• **Exercise prompt**:
Look through the data and write out every line with the word "величина" in it.

>> Start Record extracts

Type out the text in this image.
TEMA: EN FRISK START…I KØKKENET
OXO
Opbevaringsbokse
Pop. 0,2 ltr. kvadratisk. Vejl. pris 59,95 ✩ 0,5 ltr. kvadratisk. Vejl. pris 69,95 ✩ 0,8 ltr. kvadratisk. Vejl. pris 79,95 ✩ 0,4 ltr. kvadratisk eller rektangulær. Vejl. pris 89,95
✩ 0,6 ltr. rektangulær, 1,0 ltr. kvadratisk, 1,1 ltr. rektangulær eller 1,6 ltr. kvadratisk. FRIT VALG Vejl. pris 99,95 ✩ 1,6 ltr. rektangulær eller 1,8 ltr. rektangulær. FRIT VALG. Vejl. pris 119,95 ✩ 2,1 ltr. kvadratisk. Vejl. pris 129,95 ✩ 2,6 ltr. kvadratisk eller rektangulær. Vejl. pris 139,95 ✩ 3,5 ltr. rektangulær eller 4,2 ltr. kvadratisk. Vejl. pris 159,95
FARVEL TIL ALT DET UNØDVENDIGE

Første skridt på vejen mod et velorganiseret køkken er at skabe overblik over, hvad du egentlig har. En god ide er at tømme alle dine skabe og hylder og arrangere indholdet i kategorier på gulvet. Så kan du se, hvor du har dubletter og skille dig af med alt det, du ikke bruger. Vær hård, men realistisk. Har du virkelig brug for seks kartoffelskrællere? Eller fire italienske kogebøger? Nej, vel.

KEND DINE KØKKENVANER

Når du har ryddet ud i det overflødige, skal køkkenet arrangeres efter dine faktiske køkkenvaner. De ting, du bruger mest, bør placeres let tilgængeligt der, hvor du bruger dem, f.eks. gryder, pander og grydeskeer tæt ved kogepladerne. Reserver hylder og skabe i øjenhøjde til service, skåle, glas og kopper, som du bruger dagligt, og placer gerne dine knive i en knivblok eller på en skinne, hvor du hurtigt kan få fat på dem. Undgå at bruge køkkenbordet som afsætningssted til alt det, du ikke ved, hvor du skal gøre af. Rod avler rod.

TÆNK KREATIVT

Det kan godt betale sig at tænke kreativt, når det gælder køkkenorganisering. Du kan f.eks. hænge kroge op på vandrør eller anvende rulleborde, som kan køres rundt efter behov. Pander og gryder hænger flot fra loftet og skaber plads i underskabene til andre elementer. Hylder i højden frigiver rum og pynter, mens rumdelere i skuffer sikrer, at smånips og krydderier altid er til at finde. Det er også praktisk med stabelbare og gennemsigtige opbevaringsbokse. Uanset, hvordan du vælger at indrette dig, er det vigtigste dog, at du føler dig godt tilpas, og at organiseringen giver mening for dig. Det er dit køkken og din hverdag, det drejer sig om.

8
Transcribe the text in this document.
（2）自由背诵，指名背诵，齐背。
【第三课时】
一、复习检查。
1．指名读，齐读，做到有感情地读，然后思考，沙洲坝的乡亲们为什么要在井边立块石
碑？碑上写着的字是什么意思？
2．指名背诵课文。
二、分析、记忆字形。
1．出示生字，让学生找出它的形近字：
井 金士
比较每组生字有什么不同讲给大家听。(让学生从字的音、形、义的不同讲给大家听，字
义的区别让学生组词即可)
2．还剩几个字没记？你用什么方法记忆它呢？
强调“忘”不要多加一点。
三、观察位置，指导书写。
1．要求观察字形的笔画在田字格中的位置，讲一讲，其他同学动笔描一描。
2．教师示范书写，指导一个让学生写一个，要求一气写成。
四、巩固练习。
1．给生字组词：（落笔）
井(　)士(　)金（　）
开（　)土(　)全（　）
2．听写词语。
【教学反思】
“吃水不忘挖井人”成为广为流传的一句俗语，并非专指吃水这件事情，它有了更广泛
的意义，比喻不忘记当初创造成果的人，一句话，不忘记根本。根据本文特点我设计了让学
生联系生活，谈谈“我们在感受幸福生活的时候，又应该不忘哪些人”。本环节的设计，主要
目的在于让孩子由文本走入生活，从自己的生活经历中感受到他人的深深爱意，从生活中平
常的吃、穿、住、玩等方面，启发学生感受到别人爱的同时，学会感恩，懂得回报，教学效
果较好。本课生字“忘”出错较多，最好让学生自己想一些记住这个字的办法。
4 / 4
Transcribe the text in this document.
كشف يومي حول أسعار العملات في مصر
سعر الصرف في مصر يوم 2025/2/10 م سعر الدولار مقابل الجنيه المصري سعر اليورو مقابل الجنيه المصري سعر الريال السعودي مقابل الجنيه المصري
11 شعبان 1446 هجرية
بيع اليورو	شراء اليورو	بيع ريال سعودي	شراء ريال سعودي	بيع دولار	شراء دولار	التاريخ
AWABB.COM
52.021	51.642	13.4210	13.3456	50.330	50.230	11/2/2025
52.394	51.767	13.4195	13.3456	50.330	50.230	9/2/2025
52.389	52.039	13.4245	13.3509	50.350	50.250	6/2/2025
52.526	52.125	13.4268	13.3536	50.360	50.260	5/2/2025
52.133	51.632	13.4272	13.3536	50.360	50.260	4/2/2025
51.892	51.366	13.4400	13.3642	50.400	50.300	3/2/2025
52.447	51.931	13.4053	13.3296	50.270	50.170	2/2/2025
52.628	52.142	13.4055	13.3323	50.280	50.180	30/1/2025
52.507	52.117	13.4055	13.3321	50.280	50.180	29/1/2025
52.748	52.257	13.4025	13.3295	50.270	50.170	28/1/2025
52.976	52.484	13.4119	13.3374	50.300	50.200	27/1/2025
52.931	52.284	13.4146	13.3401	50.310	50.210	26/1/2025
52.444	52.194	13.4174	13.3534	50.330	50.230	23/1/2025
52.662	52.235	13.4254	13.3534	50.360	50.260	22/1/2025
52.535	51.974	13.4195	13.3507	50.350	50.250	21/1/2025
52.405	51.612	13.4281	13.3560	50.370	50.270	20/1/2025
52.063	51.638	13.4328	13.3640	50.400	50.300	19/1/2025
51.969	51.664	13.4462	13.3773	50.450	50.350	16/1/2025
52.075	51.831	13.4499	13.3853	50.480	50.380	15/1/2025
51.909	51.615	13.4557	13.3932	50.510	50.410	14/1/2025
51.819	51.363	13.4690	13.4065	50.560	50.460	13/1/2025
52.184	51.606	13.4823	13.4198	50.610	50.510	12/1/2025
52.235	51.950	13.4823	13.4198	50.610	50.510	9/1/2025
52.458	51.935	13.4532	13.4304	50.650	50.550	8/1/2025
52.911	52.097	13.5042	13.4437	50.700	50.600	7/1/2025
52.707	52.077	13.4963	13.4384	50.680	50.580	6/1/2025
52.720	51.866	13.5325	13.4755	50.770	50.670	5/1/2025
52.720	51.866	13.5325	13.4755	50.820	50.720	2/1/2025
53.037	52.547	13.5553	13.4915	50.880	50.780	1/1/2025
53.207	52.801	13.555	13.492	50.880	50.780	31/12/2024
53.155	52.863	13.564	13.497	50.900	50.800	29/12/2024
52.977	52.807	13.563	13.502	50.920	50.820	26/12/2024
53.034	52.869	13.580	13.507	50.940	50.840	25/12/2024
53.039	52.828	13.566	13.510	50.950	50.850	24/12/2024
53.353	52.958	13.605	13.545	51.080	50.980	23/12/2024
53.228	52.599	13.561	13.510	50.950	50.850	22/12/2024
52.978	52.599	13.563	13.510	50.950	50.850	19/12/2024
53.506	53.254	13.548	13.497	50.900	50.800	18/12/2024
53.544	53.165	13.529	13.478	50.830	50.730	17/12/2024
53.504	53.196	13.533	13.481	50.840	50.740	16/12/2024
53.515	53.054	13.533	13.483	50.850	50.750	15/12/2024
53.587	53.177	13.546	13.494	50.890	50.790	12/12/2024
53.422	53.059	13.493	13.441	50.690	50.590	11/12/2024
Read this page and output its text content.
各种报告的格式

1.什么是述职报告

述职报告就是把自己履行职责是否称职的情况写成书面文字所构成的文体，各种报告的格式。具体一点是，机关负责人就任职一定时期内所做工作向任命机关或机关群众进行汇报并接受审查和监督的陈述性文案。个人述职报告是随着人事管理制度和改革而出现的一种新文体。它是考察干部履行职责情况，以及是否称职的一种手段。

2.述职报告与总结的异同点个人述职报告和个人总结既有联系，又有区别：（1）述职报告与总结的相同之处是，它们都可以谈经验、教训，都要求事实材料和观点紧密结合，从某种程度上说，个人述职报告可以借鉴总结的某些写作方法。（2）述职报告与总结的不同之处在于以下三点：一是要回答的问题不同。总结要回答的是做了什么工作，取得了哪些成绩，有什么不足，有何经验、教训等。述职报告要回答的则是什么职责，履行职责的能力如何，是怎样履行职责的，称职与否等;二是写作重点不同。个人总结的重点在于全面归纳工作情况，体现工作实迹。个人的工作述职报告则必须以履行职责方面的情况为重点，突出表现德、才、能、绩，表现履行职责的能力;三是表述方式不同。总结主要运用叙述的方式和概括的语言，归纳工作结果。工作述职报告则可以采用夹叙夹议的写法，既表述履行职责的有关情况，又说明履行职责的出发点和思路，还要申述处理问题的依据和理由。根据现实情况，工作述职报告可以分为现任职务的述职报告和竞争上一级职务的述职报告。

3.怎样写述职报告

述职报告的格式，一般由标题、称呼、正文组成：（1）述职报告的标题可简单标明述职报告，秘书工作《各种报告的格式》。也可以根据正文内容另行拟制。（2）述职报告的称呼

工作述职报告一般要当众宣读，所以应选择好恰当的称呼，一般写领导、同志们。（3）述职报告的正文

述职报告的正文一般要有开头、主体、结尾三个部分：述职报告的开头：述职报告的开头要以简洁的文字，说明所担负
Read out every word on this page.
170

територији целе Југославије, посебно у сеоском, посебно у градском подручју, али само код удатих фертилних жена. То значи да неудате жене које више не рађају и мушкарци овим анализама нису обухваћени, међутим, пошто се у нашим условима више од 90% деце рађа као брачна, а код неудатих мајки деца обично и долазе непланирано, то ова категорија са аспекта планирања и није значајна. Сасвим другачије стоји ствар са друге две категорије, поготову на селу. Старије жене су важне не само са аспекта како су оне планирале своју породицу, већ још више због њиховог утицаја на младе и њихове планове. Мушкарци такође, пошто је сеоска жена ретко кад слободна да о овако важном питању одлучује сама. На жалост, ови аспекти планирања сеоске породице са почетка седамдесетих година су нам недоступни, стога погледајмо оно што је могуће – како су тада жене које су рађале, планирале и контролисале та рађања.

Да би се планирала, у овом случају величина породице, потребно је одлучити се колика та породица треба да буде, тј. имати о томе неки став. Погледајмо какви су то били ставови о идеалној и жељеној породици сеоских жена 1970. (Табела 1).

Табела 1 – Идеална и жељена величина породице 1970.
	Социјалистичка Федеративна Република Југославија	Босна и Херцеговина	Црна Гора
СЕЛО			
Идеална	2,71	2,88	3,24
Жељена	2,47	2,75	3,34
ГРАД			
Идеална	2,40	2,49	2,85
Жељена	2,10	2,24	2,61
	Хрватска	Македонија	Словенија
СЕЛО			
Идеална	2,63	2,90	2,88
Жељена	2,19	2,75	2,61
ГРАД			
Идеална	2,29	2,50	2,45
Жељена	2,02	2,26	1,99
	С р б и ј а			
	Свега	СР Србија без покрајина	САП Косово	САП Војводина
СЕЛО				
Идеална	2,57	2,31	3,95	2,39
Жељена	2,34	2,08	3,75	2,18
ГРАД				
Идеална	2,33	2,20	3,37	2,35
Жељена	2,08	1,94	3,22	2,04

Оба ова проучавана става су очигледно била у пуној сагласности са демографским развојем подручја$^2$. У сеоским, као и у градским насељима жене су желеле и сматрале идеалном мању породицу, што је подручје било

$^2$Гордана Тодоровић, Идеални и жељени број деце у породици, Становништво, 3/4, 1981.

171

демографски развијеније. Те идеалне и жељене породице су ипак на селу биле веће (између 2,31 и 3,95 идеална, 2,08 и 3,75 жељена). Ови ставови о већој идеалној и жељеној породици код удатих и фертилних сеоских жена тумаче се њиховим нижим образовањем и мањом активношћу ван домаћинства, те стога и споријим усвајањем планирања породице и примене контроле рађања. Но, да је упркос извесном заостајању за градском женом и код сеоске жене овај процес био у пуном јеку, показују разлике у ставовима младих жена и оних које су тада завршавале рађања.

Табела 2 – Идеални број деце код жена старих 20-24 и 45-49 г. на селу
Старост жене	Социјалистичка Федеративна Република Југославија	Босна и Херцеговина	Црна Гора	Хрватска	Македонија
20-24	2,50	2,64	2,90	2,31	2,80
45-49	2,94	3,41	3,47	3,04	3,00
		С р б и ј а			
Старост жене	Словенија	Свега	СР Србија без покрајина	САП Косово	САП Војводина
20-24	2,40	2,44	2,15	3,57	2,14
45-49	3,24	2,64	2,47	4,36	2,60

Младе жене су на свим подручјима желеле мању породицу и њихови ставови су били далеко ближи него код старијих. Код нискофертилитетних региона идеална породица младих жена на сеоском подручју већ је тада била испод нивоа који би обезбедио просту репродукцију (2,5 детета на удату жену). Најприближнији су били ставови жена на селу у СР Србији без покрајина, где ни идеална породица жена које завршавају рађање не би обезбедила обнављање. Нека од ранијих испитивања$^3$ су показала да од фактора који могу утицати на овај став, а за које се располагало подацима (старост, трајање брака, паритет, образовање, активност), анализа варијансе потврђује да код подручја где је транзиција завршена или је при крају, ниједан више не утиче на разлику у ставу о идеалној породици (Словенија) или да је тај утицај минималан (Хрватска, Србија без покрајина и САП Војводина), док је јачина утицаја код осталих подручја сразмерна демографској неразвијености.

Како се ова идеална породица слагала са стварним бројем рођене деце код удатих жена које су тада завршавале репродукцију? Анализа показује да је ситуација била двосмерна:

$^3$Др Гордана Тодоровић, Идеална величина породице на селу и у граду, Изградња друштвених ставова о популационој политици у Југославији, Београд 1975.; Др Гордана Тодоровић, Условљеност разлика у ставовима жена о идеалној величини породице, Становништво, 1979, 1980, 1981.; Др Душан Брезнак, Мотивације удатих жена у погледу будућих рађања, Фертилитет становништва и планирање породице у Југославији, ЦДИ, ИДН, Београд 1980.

>> End Record extracts

• **Answer**:
Да би се планирала, у овом случају величина породице, потребно је одлучити се колика та породица треба да буде, тј. имати о томе неки став. Погледајмо какви су то били ставови о идеалној и жељеној породици сеоских жена 1970. (Табела 1).
Табела 1 – Идеална и жељена величина породице 1970.
$^3$Др Гордана Тодоровић, Идеална величина породице на селу и у граду, Изградња друштвених ставова о популационој политици у Југославији, Београд 1975.; Др Гордана Тодоровић, Условљеност разлика у ставовима жена о идеалној величини породице, Становништво, 1979, 1980, 1981.; Др Душан Брезнак, Мотивације удатих жена у погледу будућих рађања, Фертилитет становништва и планирање породице у Југославији, ЦДИ, ИДН, Београд 1980.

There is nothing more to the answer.